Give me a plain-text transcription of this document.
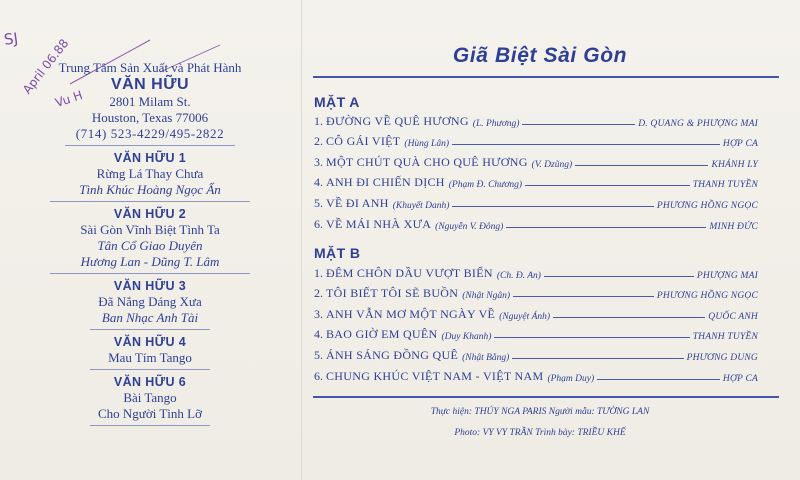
SJ April 06.88
Vu H
Trung Tâm Sản Xuất và Phát Hành
VĂN HỮU
2801 Milam St.
Houston, Texas 77006
(714) 523-4229/495-2822
VĂN HỮU 1
Rừng Lá Thay Chưa
Tình Khúc Hoàng Ngọc Ẩn
VĂN HỮU 2
Sài Gòn Vĩnh Biệt Tình Ta
Tân Cổ Giao Duyên
Hương Lan - Dũng T. Lâm
VĂN HỮU 3
Đã Nắng Dáng Xưa
Ban Nhạc Anh Tài
VĂN HỮU 4
Mau Tím Tango
VĂN HỮU 6
Bài Tango
Cho Người Tình Lỡ
Giã Biệt Sài Gòn
MẶT A
1.
ĐƯỜNG VỀ QUÊ HƯƠNG (L. Phương)	D. QUANG & PHƯỢNG MAI
2.
CÔ GÁI VIỆT (Hùng Lân)	HỢP CA
3.
MỘT CHÚT QUÀ CHO QUÊ HƯƠNG (V. Dzũng)	KHÁNH LY
4.
ANH ĐI CHIẾN DỊCH (Phạm Đ. Chương)	THANH TUYỀN
5.
VỀ ĐI ANH (Khuyết Danh)	PHƯƠNG HỒNG NGỌC
6.
VỀ MÁI NHÀ XƯA (Nguyễn V. Đông)	MINH ĐỨC
MẶT B
1.
ĐÊM CHÔN DẦU VƯỢT BIỂN (Ch. Đ. An)	PHƯỢNG MAI
2.
TÔI BIẾT TÔI SẼ BUỒN (Nhật Ngân)	PHƯƠNG HỒNG NGỌC
3.
ANH VẪN MƠ MỘT NGÀY VỀ (Nguyệt Ánh)	QUỐC ANH
4.
BAO GIỜ EM QUÊN (Duy Khanh)	THANH TUYỀN
5.
ÁNH SÁNG ĐỒNG QUÊ (Nhật Bằng)	PHƯƠNG DUNG
6.
CHUNG KHÚC VIỆT NAM - VIỆT NAM (Phạm Duy)	HỢP CA
Thực hiện: THÚY NGA PARIS Người mẫu: TƯỜNG LAN
Photo: VY VY TRẦN Trình bày: TRIỀU KHẾ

□ □ □ □ □

Stated goal: Set every line down exactly as written, leaving each picture out.

Task solution:
Give me a plain-text transcription of this document.
SJ April 06.88
Vu H
Trung Tâm Sản Xuất và Phát Hành
VĂN HỮU
2801 Milam St.
Houston, Texas 77006
(714) 523-4229/495-2822
VĂN HỮU 1
Rừng Lá Thay Chưa
Tình Khúc Hoàng Ngọc Ẩn
VĂN HỮU 2
Sài Gòn Vĩnh Biệt Tình Ta
Tân Cổ Giao Duyên
Hương Lan - Dũng T. Lâm
VĂN HỮU 3
Đã Nắng Dáng Xưa
Ban Nhạc Anh Tài
VĂN HỮU 4
Mau Tím Tango
VĂN HỮU 6
Bài Tango
Cho Người Tình Lỡ
Giã Biệt Sài Gòn
MẶT A
1.
ĐƯỜNG VỀ QUÊ HƯƠNG (L. Phương)	D. QUANG & PHƯỢNG MAI
2.
CÔ GÁI VIỆT (Hùng Lân)	HỢP CA
3.
MỘT CHÚT QUÀ CHO QUÊ HƯƠNG (V. Dzũng)	KHÁNH LY
4.
ANH ĐI CHIẾN DỊCH (Phạm Đ. Chương)	THANH TUYỀN
5.
VỀ ĐI ANH (Khuyết Danh)	PHƯƠNG HỒNG NGỌC
6.
VỀ MÁI NHÀ XƯA (Nguyễn V. Đông)	MINH ĐỨC
MẶT B
1.
ĐÊM CHÔN DẦU VƯỢT BIỂN (Ch. Đ. An)	PHƯỢNG MAI
2.
TÔI BIẾT TÔI SẼ BUỒN (Nhật Ngân)	PHƯƠNG HỒNG NGỌC
3.
ANH VẪN MƠ MỘT NGÀY VỀ (Nguyệt Ánh)	QUỐC ANH
4.
BAO GIỜ EM QUÊN (Duy Khanh)	THANH TUYỀN
5.
ÁNH SÁNG ĐỒNG QUÊ (Nhật Bằng)	PHƯƠNG DUNG
6.
CHUNG KHÚC VIỆT NAM - VIỆT NAM (Phạm Duy)	HỢP CA
Thực hiện: THÚY NGA PARIS Người mẫu: TƯỜNG LAN
Photo: VY VY TRẦN Trình bày: TRIỀU KHẾ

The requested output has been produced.